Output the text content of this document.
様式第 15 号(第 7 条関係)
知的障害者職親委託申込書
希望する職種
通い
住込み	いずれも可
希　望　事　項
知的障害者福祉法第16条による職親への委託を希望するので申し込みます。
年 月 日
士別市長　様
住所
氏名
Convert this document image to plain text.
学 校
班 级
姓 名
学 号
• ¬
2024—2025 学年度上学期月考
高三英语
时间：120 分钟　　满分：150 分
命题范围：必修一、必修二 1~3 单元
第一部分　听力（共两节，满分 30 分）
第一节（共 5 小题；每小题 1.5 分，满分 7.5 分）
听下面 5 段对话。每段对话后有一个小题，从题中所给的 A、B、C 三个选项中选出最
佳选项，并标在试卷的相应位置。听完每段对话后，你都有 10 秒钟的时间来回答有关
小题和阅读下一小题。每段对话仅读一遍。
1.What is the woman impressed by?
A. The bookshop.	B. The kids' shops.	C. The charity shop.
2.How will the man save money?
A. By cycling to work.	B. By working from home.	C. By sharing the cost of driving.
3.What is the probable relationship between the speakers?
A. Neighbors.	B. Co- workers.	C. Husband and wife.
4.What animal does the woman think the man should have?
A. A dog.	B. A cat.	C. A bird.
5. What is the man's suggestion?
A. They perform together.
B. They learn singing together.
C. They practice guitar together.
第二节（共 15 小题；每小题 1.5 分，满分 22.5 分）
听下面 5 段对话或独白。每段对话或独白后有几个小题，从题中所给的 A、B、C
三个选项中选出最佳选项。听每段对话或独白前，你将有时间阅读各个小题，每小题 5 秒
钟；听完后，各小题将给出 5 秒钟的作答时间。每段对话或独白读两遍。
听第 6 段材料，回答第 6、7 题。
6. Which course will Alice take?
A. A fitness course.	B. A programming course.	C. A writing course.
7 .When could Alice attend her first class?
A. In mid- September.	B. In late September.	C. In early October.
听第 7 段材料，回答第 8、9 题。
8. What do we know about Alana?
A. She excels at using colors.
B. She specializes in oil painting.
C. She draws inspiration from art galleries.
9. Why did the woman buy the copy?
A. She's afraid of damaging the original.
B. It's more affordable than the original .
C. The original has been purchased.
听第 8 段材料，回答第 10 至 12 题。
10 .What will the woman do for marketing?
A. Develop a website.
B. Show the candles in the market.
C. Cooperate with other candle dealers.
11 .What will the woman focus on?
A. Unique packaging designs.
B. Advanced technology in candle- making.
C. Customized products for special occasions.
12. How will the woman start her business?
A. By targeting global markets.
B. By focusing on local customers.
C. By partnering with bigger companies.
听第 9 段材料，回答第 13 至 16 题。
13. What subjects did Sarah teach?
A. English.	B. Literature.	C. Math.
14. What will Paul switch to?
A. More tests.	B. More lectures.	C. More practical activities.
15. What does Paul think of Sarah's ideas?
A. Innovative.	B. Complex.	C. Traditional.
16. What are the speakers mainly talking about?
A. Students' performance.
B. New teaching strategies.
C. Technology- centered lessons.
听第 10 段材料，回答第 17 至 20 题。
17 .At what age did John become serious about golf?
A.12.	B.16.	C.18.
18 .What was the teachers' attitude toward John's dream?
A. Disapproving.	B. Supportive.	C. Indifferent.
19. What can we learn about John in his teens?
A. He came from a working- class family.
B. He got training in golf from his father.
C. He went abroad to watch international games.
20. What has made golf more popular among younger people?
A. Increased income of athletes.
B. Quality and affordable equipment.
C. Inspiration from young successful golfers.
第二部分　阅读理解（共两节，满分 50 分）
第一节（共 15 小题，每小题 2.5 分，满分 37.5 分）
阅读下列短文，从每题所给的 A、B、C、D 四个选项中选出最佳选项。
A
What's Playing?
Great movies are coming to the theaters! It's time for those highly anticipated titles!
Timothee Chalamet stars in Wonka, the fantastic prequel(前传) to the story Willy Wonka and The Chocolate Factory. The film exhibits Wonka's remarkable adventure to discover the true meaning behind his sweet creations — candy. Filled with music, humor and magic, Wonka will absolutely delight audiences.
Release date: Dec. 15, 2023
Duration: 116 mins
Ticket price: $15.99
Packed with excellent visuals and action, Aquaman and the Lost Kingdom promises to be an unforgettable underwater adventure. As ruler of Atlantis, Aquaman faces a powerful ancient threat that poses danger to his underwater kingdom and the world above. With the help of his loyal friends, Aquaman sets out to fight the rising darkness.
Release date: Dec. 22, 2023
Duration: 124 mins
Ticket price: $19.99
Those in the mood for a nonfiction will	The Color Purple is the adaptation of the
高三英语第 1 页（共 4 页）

**Task to carry out**:
Exactly as shown above, return every record.

**Task answer**:
Output the text content of this document.
様式第 15 号(第 7 条関係)
知的障害者職親委託申込書
希望する職種
通い
住込み	いずれも可
希　望　事　項
知的障害者福祉法第16条による職親への委託を希望するので申し込みます。
年 月 日
士別市長　様
住所
氏名
Convert this document image to plain text.
学 校
班 级
姓 名
学 号
• ¬
2024—2025 学年度上学期月考
高三英语
时间：120 分钟　　满分：150 分
命题范围：必修一、必修二 1~3 单元
第一部分　听力（共两节，满分 30 分）
第一节（共 5 小题；每小题 1.5 分，满分 7.5 分）
听下面 5 段对话。每段对话后有一个小题，从题中所给的 A、B、C 三个选项中选出最
佳选项，并标在试卷的相应位置。听完每段对话后，你都有 10 秒钟的时间来回答有关
小题和阅读下一小题。每段对话仅读一遍。
1.What is the woman impressed by?
A. The bookshop.	B. The kids' shops.	C. The charity shop.
2.How will the man save money?
A. By cycling to work.	B. By working from home.	C. By sharing the cost of driving.
3.What is the probable relationship between the speakers?
A. Neighbors.	B. Co- workers.	C. Husband and wife.
4.What animal does the woman think the man should have?
A. A dog.	B. A cat.	C. A bird.
5. What is the man's suggestion?
A. They perform together.
B. They learn singing together.
C. They practice guitar together.
第二节（共 15 小题；每小题 1.5 分，满分 22.5 分）
听下面 5 段对话或独白。每段对话或独白后有几个小题，从题中所给的 A、B、C
三个选项中选出最佳选项。听每段对话或独白前，你将有时间阅读各个小题，每小题 5 秒
钟；听完后，各小题将给出 5 秒钟的作答时间。每段对话或独白读两遍。
听第 6 段材料，回答第 6、7 题。
6. Which course will Alice take?
A. A fitness course.	B. A programming course.	C. A writing course.
7 .When could Alice attend her first class?
A. In mid- September.	B. In late September.	C. In early October.
听第 7 段材料，回答第 8、9 题。
8. What do we know about Alana?
A. She excels at using colors.
B. She specializes in oil painting.
C. She draws inspiration from art galleries.
9. Why did the woman buy the copy?
A. She's afraid of damaging the original.
B. It's more affordable than the original .
C. The original has been purchased.
听第 8 段材料，回答第 10 至 12 题。
10 .What will the woman do for marketing?
A. Develop a website.
B. Show the candles in the market.
C. Cooperate with other candle dealers.
11 .What will the woman focus on?
A. Unique packaging designs.
B. Advanced technology in candle- making.
C. Customized products for special occasions.
12. How will the woman start her business?
A. By targeting global markets.
B. By focusing on local customers.
C. By partnering with bigger companies.
听第 9 段材料，回答第 13 至 16 题。
13. What subjects did Sarah teach?
A. English.	B. Literature.	C. Math.
14. What will Paul switch to?
A. More tests.	B. More lectures.	C. More practical activities.
15. What does Paul think of Sarah's ideas?
A. Innovative.	B. Complex.	C. Traditional.
16. What are the speakers mainly talking about?
A. Students' performance.
B. New teaching strategies.
C. Technology- centered lessons.
听第 10 段材料，回答第 17 至 20 题。
17 .At what age did John become serious about golf?
A.12.	B.16.	C.18.
18 .What was the teachers' attitude toward John's dream?
A. Disapproving.	B. Supportive.	C. Indifferent.
19. What can we learn about John in his teens?
A. He came from a working- class family.
B. He got training in golf from his father.
C. He went abroad to watch international games.
20. What has made golf more popular among younger people?
A. Increased income of athletes.
B. Quality and affordable equipment.
C. Inspiration from young successful golfers.
第二部分　阅读理解（共两节，满分 50 分）
第一节（共 15 小题，每小题 2.5 分，满分 37.5 分）
阅读下列短文，从每题所给的 A、B、C、D 四个选项中选出最佳选项。
A
What's Playing?
Great movies are coming to the theaters! It's time for those highly anticipated titles!
Timothee Chalamet stars in Wonka, the fantastic prequel(前传) to the story Willy Wonka and The Chocolate Factory. The film exhibits Wonka's remarkable adventure to discover the true meaning behind his sweet creations — candy. Filled with music, humor and magic, Wonka will absolutely delight audiences.
Release date: Dec. 15, 2023
Duration: 116 mins
Ticket price: $15.99
Packed with excellent visuals and action, Aquaman and the Lost Kingdom promises to be an unforgettable underwater adventure. As ruler of Atlantis, Aquaman faces a powerful ancient threat that poses danger to his underwater kingdom and the world above. With the help of his loyal friends, Aquaman sets out to fight the rising darkness.
Release date: Dec. 22, 2023
Duration: 124 mins
Ticket price: $19.99
Those in the mood for a nonfiction will	The Color Purple is the adaptation of the
高三英语第 1 页（共 4 页）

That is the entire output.